(Short problem):
Leave the pictures out and print every record below exactly as it stands.

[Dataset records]
◇ ◇ ◇ ◇ ◇ ◇ ◇
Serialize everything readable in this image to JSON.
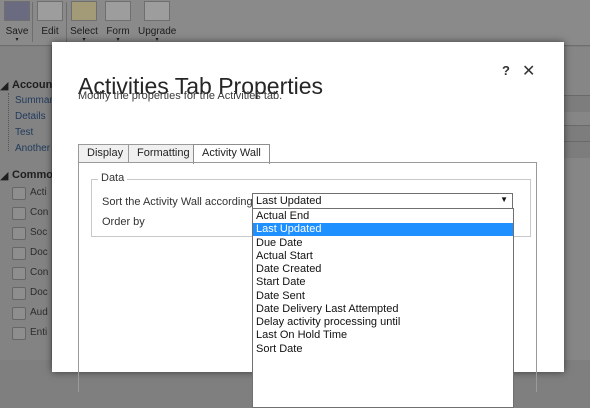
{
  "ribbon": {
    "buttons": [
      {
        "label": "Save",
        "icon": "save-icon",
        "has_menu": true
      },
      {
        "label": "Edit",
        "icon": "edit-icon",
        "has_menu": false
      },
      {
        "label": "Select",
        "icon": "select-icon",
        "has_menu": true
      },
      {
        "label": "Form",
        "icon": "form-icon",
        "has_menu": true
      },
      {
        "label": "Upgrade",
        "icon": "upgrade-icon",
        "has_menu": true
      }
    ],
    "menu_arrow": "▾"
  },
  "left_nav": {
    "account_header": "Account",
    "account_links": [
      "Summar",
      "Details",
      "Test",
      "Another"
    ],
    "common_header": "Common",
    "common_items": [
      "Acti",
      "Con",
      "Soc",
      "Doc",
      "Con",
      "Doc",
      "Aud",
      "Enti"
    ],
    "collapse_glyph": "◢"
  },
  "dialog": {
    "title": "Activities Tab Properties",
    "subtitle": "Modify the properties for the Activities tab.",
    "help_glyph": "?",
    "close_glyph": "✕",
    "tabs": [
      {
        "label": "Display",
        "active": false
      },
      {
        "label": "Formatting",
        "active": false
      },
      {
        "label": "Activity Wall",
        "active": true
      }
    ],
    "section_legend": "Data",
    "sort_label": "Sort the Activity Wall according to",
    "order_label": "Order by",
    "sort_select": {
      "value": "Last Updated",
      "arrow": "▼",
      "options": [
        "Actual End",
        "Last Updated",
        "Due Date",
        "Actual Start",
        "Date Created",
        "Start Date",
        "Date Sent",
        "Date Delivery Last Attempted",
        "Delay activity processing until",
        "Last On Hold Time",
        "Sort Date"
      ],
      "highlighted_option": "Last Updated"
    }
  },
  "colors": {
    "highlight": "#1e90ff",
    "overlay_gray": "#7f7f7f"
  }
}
◇ ◇ ◇ ◇ ◇ ◇ ◇
(Result of this exercise):
Serialize everything readable in this image to JSON.
{
  "ribbon": {
    "buttons": [
      {
        "label": "Save",
        "icon": "save-icon",
        "has_menu": true
      },
      {
        "label": "Edit",
        "icon": "edit-icon",
        "has_menu": false
      },
      {
        "label": "Select",
        "icon": "select-icon",
        "has_menu": true
      },
      {
        "label": "Form",
        "icon": "form-icon",
        "has_menu": true
      },
      {
        "label": "Upgrade",
        "icon": "upgrade-icon",
        "has_menu": true
      }
    ],
    "menu_arrow": "▾"
  },
  "left_nav": {
    "account_header": "Account",
    "account_links": [
      "Summar",
      "Details",
      "Test",
      "Another"
    ],
    "common_header": "Common",
    "common_items": [
      "Acti",
      "Con",
      "Soc",
      "Doc",
      "Con",
      "Doc",
      "Aud",
      "Enti"
    ],
    "collapse_glyph": "◢"
  },
  "dialog": {
    "title": "Activities Tab Properties",
    "subtitle": "Modify the properties for the Activities tab.",
    "help_glyph": "?",
    "close_glyph": "✕",
    "tabs": [
      {
        "label": "Display",
        "active": false
      },
      {
        "label": "Formatting",
        "active": false
      },
      {
        "label": "Activity Wall",
        "active": true
      }
    ],
    "section_legend": "Data",
    "sort_label": "Sort the Activity Wall according to",
    "order_label": "Order by",
    "sort_select": {
      "value": "Last Updated",
      "arrow": "▼",
      "options": [
        "Actual End",
        "Last Updated",
        "Due Date",
        "Actual Start",
        "Date Created",
        "Start Date",
        "Date Sent",
        "Date Delivery Last Attempted",
        "Delay activity processing until",
        "Last On Hold Time",
        "Sort Date"
      ],
      "highlighted_option": "Last Updated"
    }
  },
  "colors": {
    "highlight": "#1e90ff",
    "overlay_gray": "#7f7f7f"
  }
}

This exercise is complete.